_AIM OF THE TASK_
Each entry below is to be transcribed exactly.

>> begin DATASET EXTRACT

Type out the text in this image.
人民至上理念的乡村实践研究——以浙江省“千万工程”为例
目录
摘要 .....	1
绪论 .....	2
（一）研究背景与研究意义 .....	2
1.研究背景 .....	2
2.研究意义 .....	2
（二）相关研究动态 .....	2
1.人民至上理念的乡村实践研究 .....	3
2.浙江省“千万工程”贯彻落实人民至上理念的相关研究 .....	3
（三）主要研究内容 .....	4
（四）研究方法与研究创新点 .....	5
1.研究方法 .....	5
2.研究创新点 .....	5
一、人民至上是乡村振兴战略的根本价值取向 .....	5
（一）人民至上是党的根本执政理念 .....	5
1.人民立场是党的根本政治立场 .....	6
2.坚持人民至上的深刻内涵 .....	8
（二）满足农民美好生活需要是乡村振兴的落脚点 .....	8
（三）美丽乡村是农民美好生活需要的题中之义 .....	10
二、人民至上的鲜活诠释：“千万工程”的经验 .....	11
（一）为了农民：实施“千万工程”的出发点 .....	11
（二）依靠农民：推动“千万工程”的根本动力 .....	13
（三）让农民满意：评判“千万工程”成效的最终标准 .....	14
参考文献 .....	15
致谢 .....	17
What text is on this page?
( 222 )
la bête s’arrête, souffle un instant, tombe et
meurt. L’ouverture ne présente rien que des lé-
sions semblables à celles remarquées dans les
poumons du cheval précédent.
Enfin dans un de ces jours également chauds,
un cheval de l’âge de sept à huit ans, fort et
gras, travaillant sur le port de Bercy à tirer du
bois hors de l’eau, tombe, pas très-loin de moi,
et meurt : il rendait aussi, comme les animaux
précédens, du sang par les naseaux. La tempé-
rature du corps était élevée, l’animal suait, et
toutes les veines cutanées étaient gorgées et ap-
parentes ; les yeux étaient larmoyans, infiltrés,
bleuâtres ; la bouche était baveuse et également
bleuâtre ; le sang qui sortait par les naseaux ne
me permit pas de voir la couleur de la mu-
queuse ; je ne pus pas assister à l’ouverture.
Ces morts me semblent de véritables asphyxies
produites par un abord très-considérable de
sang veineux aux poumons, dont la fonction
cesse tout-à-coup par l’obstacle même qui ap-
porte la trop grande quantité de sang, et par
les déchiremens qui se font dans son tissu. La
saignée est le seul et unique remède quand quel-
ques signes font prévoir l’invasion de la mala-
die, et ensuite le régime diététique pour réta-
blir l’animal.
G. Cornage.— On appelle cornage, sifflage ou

>> end DATASET EXTRACT

_THE RESULT_
Type out the text in this image.
人民至上理念的乡村实践研究——以浙江省“千万工程”为例
目录
摘要 .....	1
绪论 .....	2
（一）研究背景与研究意义 .....	2
1.研究背景 .....	2
2.研究意义 .....	2
（二）相关研究动态 .....	2
1.人民至上理念的乡村实践研究 .....	3
2.浙江省“千万工程”贯彻落实人民至上理念的相关研究 .....	3
（三）主要研究内容 .....	4
（四）研究方法与研究创新点 .....	5
1.研究方法 .....	5
2.研究创新点 .....	5
一、人民至上是乡村振兴战略的根本价值取向 .....	5
（一）人民至上是党的根本执政理念 .....	5
1.人民立场是党的根本政治立场 .....	6
2.坚持人民至上的深刻内涵 .....	8
（二）满足农民美好生活需要是乡村振兴的落脚点 .....	8
（三）美丽乡村是农民美好生活需要的题中之义 .....	10
二、人民至上的鲜活诠释：“千万工程”的经验 .....	11
（一）为了农民：实施“千万工程”的出发点 .....	11
（二）依靠农民：推动“千万工程”的根本动力 .....	13
（三）让农民满意：评判“千万工程”成效的最终标准 .....	14
参考文献 .....	15
致谢 .....	17
What text is on this page?
( 222 )
la bête s’arrête, souffle un instant, tombe et
meurt. L’ouverture ne présente rien que des lé-
sions semblables à celles remarquées dans les
poumons du cheval précédent.
Enfin dans un de ces jours également chauds,
un cheval de l’âge de sept à huit ans, fort et
gras, travaillant sur le port de Bercy à tirer du
bois hors de l’eau, tombe, pas très-loin de moi,
et meurt : il rendait aussi, comme les animaux
précédens, du sang par les naseaux. La tempé-
rature du corps était élevée, l’animal suait, et
toutes les veines cutanées étaient gorgées et ap-
parentes ; les yeux étaient larmoyans, infiltrés,
bleuâtres ; la bouche était baveuse et également
bleuâtre ; le sang qui sortait par les naseaux ne
me permit pas de voir la couleur de la mu-
queuse ; je ne pus pas assister à l’ouverture.
Ces morts me semblent de véritables asphyxies
produites par un abord très-considérable de
sang veineux aux poumons, dont la fonction
cesse tout-à-coup par l’obstacle même qui ap-
porte la trop grande quantité de sang, et par
les déchiremens qui se font dans son tissu. La
saignée est le seul et unique remède quand quel-
ques signes font prévoir l’invasion de la mala-
die, et ensuite le régime diététique pour réta-
blir l’animal.
G. Cornage.— On appelle cornage, sifflage ou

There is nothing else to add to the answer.